TASK STATEMENT -> Skip the pictures. Transcribe the rest of the data below without changing a word.

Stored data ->
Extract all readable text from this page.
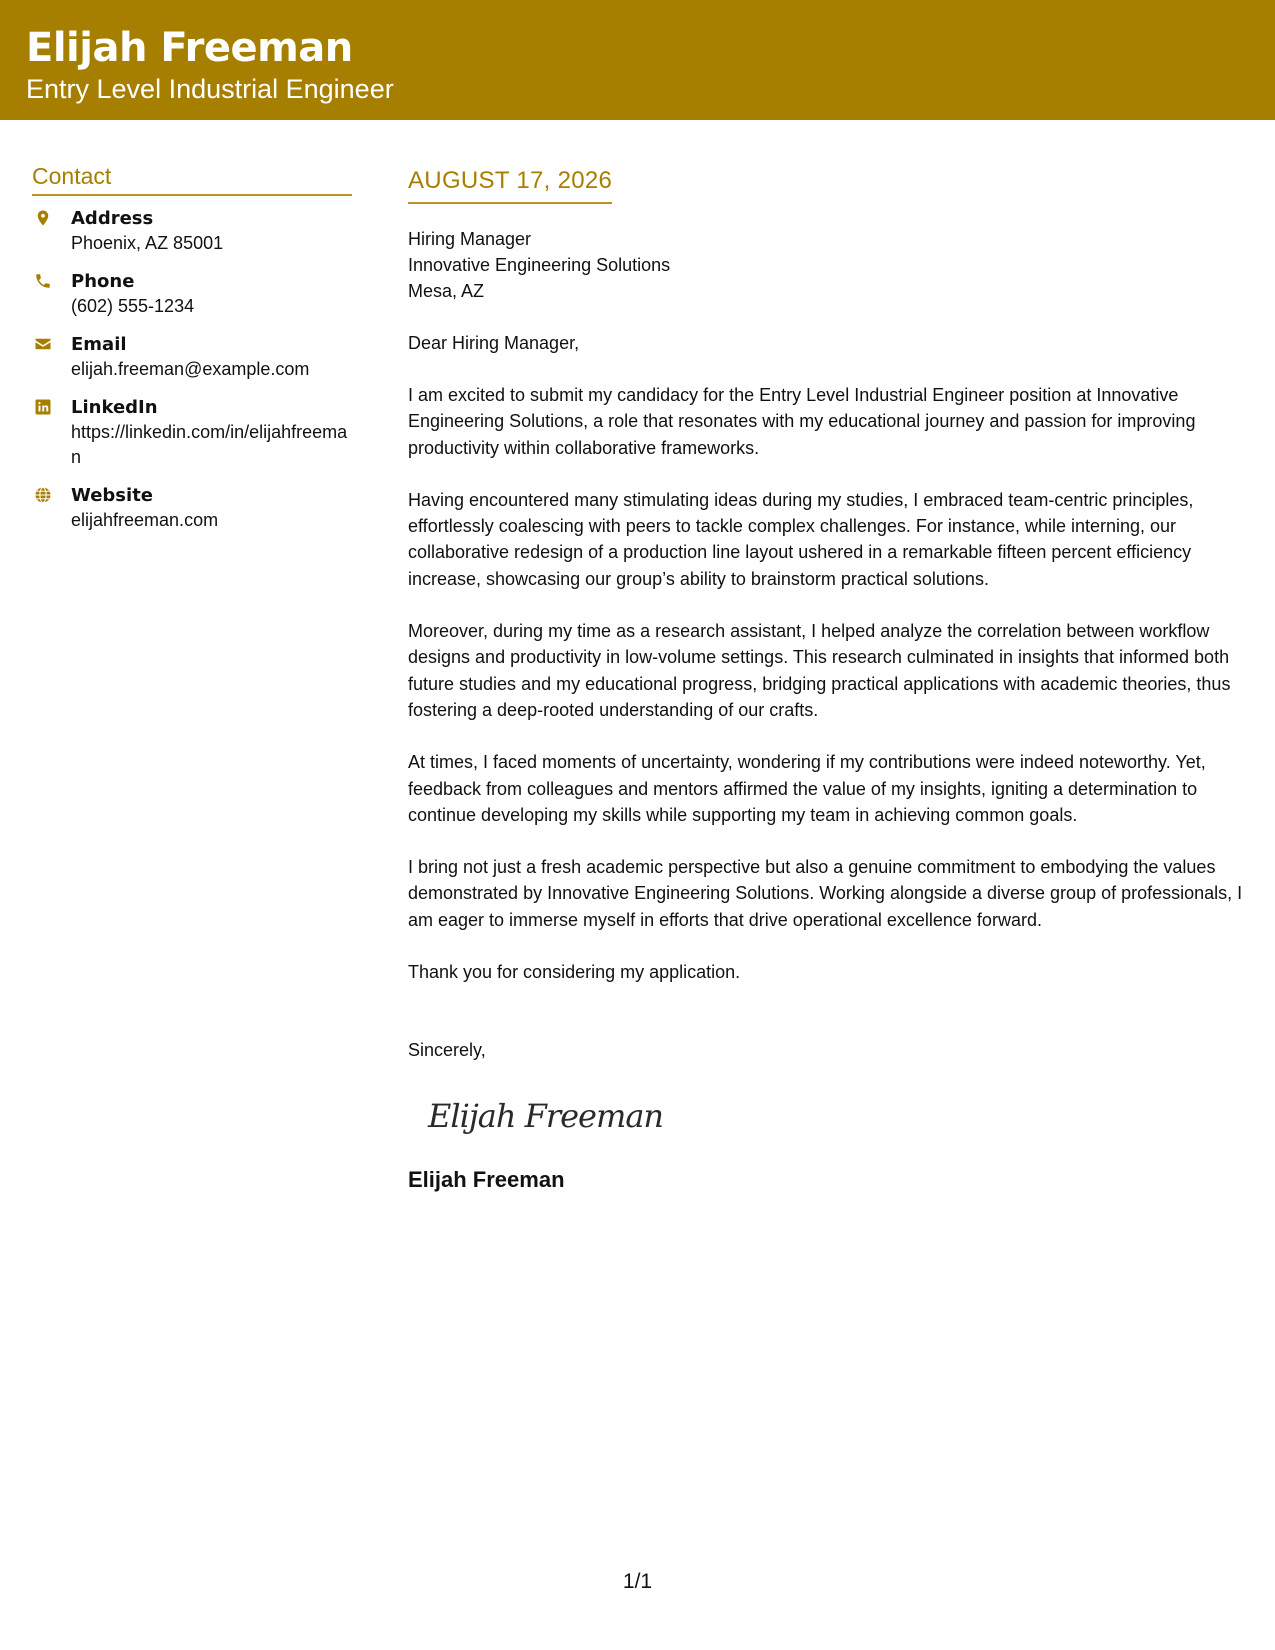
Elijah Freeman
Entry Level Industrial Engineer
Contact
Address
Phoenix, AZ 85001
Phone
(602) 555-1234
Email
elijah.freeman@example.com
LinkedIn
https://linkedin.com/in/elijahfreeman
Website
elijahfreeman.com
AUGUST 17, 2026
Hiring Manager
Innovative Engineering Solutions
Mesa, AZ
Dear Hiring Manager,

I am excited to submit my candidacy for the Entry Level Industrial Engineer position at Innovative Engineering Solutions, a role that resonates with my educational journey and passion for improving productivity within collaborative frameworks.

Having encountered many stimulating ideas during my studies, I embraced team-centric principles, effortlessly coalescing with peers to tackle complex challenges. For instance, while interning, our collaborative redesign of a production line layout ushered in a remarkable fifteen percent efficiency increase, showcasing our group’s ability to brainstorm practical solutions.

Moreover, during my time as a research assistant, I helped analyze the correlation between workflow designs and productivity in low-volume settings. This research culminated in insights that informed both future studies and my educational progress, bridging practical applications with academic theories, thus fostering a deep-rooted understanding of our crafts.

At times, I faced moments of uncertainty, wondering if my contributions were indeed noteworthy. Yet, feedback from colleagues and mentors affirmed the value of my insights, igniting a determination to continue developing my skills while supporting my team in achieving common goals.

I bring not just a fresh academic perspective but also a genuine commitment to embodying the values demonstrated by Innovative Engineering Solutions. Working alongside a diverse group of professionals, I am eager to immerse myself in efforts that drive operational excellence forward.

Thank you for considering my application.

Sincerely,
Elijah Freeman
Elijah Freeman
1/1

EXERCISE ANSWER ->
Extract all readable text from this page.
Elijah Freeman
Entry Level Industrial Engineer
Contact
Address
Phoenix, AZ 85001
Phone
(602) 555-1234
Email
elijah.freeman@example.com
LinkedIn
https://linkedin.com/in/elijahfreeman
Website
elijahfreeman.com
AUGUST 17, 2026
Hiring Manager
Innovative Engineering Solutions
Mesa, AZ
Dear Hiring Manager,

I am excited to submit my candidacy for the Entry Level Industrial Engineer position at Innovative Engineering Solutions, a role that resonates with my educational journey and passion for improving productivity within collaborative frameworks.

Having encountered many stimulating ideas during my studies, I embraced team-centric principles, effortlessly coalescing with peers to tackle complex challenges. For instance, while interning, our collaborative redesign of a production line layout ushered in a remarkable fifteen percent efficiency increase, showcasing our group’s ability to brainstorm practical solutions.

Moreover, during my time as a research assistant, I helped analyze the correlation between workflow designs and productivity in low-volume settings. This research culminated in insights that informed both future studies and my educational progress, bridging practical applications with academic theories, thus fostering a deep-rooted understanding of our crafts.

At times, I faced moments of uncertainty, wondering if my contributions were indeed noteworthy. Yet, feedback from colleagues and mentors affirmed the value of my insights, igniting a determination to continue developing my skills while supporting my team in achieving common goals.

I bring not just a fresh academic perspective but also a genuine commitment to embodying the values demonstrated by Innovative Engineering Solutions. Working alongside a diverse group of professionals, I am eager to immerse myself in efforts that drive operational excellence forward.

Thank you for considering my application.

Sincerely,
Elijah Freeman
Elijah Freeman
1/1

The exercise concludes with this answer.